_Selected excerpt_:

Hive Ransomware Gang Targets Software Provider Altus Group
The Exfiltrated Files Published on HiveLeaks Include Business Data and Documents, Argus Certificates, and Development Files.
Altus Group, a leading provider of software, data solutions, and independent advisory services to the global commercial real estate industry announced on June 14th that it had suffered a security breach. A week later, they reported “no evidence of impact”.
One day before releasing the announcement below, the provider’s IT back-office and communications systems, such as email have been taken offline, due to a breach.
Altus Group Limited (“Altus Group”) (TSX: AIF), announced that on June 13, 2021 it determined it had experienced a cybersecurity incident impacting some of its information technology systems. The Company took immediate action activating its cybersecurity protocols, is notifying authorities, and has engaged with cybersecurity experts who are assisting to resolve the incident. A client business continuity protocol has been implemented and client products and services are accessible while as a precautionary measure all IT back-office systems were taken offline.
Throughout the further updates, the company refused to disclose whether any information was actually leaked. According to the CyberNews team, their data may have possibly been leaked by the Hive ransomware group.

(Stored data entries)
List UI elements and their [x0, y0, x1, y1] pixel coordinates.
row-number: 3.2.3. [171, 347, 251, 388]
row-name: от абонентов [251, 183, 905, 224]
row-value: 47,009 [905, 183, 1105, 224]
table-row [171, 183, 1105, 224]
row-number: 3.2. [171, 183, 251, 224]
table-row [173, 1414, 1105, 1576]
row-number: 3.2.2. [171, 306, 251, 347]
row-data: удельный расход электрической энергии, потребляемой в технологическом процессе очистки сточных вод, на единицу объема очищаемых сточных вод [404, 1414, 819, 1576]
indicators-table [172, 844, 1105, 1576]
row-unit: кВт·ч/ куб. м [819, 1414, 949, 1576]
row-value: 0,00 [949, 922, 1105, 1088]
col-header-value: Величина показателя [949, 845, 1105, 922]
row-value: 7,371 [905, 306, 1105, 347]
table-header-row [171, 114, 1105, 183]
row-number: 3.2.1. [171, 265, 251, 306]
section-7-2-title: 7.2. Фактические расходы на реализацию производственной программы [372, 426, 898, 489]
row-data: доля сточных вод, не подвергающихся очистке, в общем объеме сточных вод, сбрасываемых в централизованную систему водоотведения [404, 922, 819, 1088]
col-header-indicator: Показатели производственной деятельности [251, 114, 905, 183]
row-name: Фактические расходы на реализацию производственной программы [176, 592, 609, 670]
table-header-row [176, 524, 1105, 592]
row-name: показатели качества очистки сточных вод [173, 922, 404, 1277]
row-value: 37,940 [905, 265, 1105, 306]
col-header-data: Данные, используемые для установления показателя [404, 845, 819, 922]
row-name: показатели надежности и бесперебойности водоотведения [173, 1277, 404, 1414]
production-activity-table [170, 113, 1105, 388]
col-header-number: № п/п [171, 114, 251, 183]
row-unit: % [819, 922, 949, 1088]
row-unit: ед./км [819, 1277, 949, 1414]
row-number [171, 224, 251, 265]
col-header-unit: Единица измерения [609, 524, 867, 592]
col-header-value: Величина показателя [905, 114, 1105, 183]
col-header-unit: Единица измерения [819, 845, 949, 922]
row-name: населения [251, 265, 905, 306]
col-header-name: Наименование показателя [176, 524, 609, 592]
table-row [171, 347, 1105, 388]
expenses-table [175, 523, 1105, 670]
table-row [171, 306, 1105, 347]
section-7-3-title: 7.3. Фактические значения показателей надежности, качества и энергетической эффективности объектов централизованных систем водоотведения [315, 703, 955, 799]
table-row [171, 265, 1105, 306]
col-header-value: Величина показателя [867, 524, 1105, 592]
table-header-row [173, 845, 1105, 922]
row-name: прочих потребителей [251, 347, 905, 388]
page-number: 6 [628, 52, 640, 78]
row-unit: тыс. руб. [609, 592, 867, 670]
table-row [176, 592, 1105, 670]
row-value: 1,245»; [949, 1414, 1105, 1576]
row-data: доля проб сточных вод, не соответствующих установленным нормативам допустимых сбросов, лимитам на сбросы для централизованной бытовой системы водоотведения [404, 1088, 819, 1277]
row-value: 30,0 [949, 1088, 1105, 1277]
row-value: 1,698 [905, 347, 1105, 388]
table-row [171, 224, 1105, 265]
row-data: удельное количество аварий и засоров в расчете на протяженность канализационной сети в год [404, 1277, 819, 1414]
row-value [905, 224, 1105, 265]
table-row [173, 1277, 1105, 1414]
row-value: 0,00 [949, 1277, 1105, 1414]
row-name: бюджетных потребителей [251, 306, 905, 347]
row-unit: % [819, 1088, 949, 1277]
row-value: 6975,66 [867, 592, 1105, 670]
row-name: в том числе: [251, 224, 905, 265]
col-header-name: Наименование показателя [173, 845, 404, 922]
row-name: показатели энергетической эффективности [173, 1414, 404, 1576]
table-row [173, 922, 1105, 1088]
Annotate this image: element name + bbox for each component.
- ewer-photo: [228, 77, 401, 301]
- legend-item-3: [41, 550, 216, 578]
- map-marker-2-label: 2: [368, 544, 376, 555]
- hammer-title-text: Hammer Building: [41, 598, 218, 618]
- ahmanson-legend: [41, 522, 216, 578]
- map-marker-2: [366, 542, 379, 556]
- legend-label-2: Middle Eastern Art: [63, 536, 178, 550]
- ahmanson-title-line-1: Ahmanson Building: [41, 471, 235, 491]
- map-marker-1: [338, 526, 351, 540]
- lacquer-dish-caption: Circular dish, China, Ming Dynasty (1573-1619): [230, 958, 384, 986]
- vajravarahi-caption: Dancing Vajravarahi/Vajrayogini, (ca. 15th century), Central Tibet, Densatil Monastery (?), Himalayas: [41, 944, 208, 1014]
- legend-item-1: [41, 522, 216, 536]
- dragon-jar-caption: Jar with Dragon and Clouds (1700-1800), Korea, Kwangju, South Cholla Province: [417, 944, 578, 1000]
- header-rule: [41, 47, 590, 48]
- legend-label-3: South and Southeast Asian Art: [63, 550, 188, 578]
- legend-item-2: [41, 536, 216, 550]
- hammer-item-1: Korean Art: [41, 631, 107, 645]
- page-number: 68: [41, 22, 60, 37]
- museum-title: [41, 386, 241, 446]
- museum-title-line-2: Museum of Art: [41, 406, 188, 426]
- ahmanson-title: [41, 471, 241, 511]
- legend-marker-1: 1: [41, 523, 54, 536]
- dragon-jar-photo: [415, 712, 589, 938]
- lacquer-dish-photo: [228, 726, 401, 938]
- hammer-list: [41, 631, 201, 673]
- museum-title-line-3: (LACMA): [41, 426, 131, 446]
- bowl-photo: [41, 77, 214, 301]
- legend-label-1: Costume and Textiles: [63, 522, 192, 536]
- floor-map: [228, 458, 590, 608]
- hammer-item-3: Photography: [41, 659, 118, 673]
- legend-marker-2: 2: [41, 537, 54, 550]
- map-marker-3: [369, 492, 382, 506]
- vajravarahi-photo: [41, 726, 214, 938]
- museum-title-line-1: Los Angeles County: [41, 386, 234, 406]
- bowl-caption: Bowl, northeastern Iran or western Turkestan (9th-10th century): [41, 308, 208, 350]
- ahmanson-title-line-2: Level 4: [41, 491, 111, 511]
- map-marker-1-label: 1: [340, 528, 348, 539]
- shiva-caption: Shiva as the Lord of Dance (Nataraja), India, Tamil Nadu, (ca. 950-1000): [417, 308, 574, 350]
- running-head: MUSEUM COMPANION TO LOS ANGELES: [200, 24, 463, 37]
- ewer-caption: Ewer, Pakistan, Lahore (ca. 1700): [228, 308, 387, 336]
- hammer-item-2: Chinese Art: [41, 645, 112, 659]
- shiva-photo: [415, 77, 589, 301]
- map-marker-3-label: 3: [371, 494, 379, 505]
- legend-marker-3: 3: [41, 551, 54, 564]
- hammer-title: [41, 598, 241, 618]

_Task brief_: According to the article on the Altus Group breach, on what date did the company determine it had experienced a cybersecurity incident? None of the stored data is needed for the task.

_Result of this task_: June 13, 2021